→ Direction:
Repeat the entire listing exactly.

Chart and figure data:
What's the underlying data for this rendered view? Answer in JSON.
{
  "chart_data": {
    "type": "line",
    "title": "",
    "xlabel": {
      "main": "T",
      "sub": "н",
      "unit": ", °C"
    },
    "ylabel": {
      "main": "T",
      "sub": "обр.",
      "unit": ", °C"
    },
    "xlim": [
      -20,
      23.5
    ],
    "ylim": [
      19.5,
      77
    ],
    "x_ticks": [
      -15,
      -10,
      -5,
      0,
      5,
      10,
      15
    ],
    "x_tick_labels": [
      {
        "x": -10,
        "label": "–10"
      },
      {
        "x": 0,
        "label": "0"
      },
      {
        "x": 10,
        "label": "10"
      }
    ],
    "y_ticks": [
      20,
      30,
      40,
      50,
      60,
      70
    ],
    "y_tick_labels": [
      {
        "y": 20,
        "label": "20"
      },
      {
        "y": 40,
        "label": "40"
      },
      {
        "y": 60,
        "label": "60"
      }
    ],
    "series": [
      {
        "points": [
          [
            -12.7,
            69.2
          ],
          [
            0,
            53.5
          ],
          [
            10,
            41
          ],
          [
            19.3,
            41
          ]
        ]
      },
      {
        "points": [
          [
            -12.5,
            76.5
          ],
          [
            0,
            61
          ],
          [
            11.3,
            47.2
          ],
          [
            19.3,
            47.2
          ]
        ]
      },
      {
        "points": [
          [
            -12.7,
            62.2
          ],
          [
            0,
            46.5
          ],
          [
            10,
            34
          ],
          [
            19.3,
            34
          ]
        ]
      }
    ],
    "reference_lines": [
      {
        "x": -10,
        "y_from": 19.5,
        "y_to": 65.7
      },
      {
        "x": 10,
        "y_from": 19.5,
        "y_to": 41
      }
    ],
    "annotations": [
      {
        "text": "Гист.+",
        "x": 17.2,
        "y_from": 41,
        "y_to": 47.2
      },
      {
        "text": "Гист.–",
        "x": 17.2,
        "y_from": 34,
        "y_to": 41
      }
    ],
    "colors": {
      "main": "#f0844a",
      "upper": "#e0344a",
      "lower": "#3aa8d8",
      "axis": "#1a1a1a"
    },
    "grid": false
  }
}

→ Result of the task:
What's the underlying data for this rendered view? Answer in JSON.
{
  "chart_data": {
    "type": "line",
    "title": "",
    "xlabel": {
      "main": "T",
      "sub": "н",
      "unit": ", °C"
    },
    "ylabel": {
      "main": "T",
      "sub": "обр.",
      "unit": ", °C"
    },
    "xlim": [
      -20,
      23.5
    ],
    "ylim": [
      19.5,
      77
    ],
    "x_ticks": [
      -15,
      -10,
      -5,
      0,
      5,
      10,
      15
    ],
    "x_tick_labels": [
      {
        "x": -10,
        "label": "–10"
      },
      {
        "x": 0,
        "label": "0"
      },
      {
        "x": 10,
        "label": "10"
      }
    ],
    "y_ticks": [
      20,
      30,
      40,
      50,
      60,
      70
    ],
    "y_tick_labels": [
      {
        "y": 20,
        "label": "20"
      },
      {
        "y": 40,
        "label": "40"
      },
      {
        "y": 60,
        "label": "60"
      }
    ],
    "series": [
      {
        "points": [
          [
            -12.7,
            69.2
          ],
          [
            0,
            53.5
          ],
          [
            10,
            41
          ],
          [
            19.3,
            41
          ]
        ]
      },
      {
        "points": [
          [
            -12.5,
            76.5
          ],
          [
            0,
            61
          ],
          [
            11.3,
            47.2
          ],
          [
            19.3,
            47.2
          ]
        ]
      },
      {
        "points": [
          [
            -12.7,
            62.2
          ],
          [
            0,
            46.5
          ],
          [
            10,
            34
          ],
          [
            19.3,
            34
          ]
        ]
      }
    ],
    "reference_lines": [
      {
        "x": -10,
        "y_from": 19.5,
        "y_to": 65.7
      },
      {
        "x": 10,
        "y_from": 19.5,
        "y_to": 41
      }
    ],
    "annotations": [
      {
        "text": "Гист.+",
        "x": 17.2,
        "y_from": 41,
        "y_to": 47.2
      },
      {
        "text": "Гист.–",
        "x": 17.2,
        "y_from": 34,
        "y_to": 41
      }
    ],
    "colors": {
      "main": "#f0844a",
      "upper": "#e0344a",
      "lower": "#3aa8d8",
      "axis": "#1a1a1a"
    },
    "grid": false
  }
}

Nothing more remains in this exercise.